Copy every line of the data below verbatim, keeping each character and number unchanged.
## Start RECORDS TO USE
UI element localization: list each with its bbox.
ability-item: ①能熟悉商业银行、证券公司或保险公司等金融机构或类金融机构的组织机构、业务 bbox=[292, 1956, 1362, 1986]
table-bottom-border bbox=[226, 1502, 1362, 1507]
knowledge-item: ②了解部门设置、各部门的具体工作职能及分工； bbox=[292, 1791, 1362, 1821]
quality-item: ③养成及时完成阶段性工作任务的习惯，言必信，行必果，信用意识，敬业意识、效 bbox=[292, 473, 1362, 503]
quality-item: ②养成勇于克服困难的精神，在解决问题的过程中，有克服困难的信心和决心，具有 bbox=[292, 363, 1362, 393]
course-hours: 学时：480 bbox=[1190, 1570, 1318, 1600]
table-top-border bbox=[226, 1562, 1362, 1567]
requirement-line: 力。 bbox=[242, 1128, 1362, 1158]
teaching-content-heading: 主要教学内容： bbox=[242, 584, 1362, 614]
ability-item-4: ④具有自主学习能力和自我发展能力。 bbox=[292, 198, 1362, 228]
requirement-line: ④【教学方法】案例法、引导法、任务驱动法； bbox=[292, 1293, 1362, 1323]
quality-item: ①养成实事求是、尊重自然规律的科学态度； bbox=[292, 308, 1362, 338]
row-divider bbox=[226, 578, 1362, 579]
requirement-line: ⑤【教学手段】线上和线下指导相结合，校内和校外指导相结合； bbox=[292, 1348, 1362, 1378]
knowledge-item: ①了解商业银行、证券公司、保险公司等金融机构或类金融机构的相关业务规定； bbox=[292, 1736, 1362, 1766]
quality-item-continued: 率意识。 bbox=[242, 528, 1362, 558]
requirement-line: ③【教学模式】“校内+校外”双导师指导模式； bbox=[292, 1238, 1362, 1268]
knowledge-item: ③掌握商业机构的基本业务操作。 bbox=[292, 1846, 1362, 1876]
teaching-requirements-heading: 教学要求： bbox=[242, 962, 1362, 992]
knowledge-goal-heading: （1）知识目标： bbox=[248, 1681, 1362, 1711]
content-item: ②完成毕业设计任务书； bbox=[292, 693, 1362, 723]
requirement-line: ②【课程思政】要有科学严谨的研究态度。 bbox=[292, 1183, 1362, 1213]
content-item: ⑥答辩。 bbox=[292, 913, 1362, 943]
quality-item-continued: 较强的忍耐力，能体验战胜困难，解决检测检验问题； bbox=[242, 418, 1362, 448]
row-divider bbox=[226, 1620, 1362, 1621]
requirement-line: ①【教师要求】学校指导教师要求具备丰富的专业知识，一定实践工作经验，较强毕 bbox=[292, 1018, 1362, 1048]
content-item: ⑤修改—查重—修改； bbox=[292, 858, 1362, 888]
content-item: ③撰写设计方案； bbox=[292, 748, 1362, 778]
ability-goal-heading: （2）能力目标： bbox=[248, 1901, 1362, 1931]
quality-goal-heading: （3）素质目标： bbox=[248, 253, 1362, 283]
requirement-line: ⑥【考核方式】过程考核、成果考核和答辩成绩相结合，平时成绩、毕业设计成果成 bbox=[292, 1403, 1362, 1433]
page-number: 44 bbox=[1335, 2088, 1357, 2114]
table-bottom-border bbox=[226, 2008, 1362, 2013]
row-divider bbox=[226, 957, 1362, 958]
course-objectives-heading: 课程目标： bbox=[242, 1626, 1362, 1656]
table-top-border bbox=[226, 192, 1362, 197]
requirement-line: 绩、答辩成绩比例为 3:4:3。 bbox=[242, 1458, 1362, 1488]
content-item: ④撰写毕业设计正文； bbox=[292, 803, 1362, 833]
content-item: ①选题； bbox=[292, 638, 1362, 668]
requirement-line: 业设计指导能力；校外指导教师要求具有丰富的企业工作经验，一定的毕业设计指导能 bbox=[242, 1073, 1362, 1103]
## End RECORDS TO USE
* _ANSWER IN FULL_:
UI element localization: list each with its bbox.
ability-item: ①能熟悉商业银行、证券公司或保险公司等金融机构或类金融机构的组织机构、业务 bbox=[292, 1956, 1362, 1986]
table-bottom-border bbox=[226, 1502, 1362, 1507]
knowledge-item: ②了解部门设置、各部门的具体工作职能及分工； bbox=[292, 1791, 1362, 1821]
quality-item: ③养成及时完成阶段性工作任务的习惯，言必信，行必果，信用意识，敬业意识、效 bbox=[292, 473, 1362, 503]
quality-item: ②养成勇于克服困难的精神，在解决问题的过程中，有克服困难的信心和决心，具有 bbox=[292, 363, 1362, 393]
course-hours: 学时：480 bbox=[1190, 1570, 1318, 1600]
table-top-border bbox=[226, 1562, 1362, 1567]
requirement-line: 力。 bbox=[242, 1128, 1362, 1158]
teaching-content-heading: 主要教学内容： bbox=[242, 584, 1362, 614]
ability-item-4: ④具有自主学习能力和自我发展能力。 bbox=[292, 198, 1362, 228]
requirement-line: ④【教学方法】案例法、引导法、任务驱动法； bbox=[292, 1293, 1362, 1323]
quality-item: ①养成实事求是、尊重自然规律的科学态度； bbox=[292, 308, 1362, 338]
row-divider bbox=[226, 578, 1362, 579]
requirement-line: ⑤【教学手段】线上和线下指导相结合，校内和校外指导相结合； bbox=[292, 1348, 1362, 1378]
knowledge-item: ①了解商业银行、证券公司、保险公司等金融机构或类金融机构的相关业务规定； bbox=[292, 1736, 1362, 1766]
quality-item-continued: 率意识。 bbox=[242, 528, 1362, 558]
requirement-line: ③【教学模式】“校内+校外”双导师指导模式； bbox=[292, 1238, 1362, 1268]
knowledge-item: ③掌握商业机构的基本业务操作。 bbox=[292, 1846, 1362, 1876]
teaching-requirements-heading: 教学要求： bbox=[242, 962, 1362, 992]
knowledge-goal-heading: （1）知识目标： bbox=[248, 1681, 1362, 1711]
content-item: ②完成毕业设计任务书； bbox=[292, 693, 1362, 723]
requirement-line: ②【课程思政】要有科学严谨的研究态度。 bbox=[292, 1183, 1362, 1213]
content-item: ⑥答辩。 bbox=[292, 913, 1362, 943]
quality-item-continued: 较强的忍耐力，能体验战胜困难，解决检测检验问题； bbox=[242, 418, 1362, 448]
row-divider bbox=[226, 1620, 1362, 1621]
requirement-line: ①【教师要求】学校指导教师要求具备丰富的专业知识，一定实践工作经验，较强毕 bbox=[292, 1018, 1362, 1048]
content-item: ⑤修改—查重—修改； bbox=[292, 858, 1362, 888]
content-item: ③撰写设计方案； bbox=[292, 748, 1362, 778]
ability-goal-heading: （2）能力目标： bbox=[248, 1901, 1362, 1931]
quality-goal-heading: （3）素质目标： bbox=[248, 253, 1362, 283]
requirement-line: ⑥【考核方式】过程考核、成果考核和答辩成绩相结合，平时成绩、毕业设计成果成 bbox=[292, 1403, 1362, 1433]
page-number: 44 bbox=[1335, 2088, 1357, 2114]
table-bottom-border bbox=[226, 2008, 1362, 2013]
row-divider bbox=[226, 957, 1362, 958]
course-objectives-heading: 课程目标： bbox=[242, 1626, 1362, 1656]
table-top-border bbox=[226, 192, 1362, 197]
requirement-line: 绩、答辩成绩比例为 3:4:3。 bbox=[242, 1458, 1362, 1488]
content-item: ④撰写毕业设计正文； bbox=[292, 803, 1362, 833]
content-item: ①选题； bbox=[292, 638, 1362, 668]
requirement-line: 业设计指导能力；校外指导教师要求具有丰富的企业工作经验，一定的毕业设计指导能 bbox=[242, 1073, 1362, 1103]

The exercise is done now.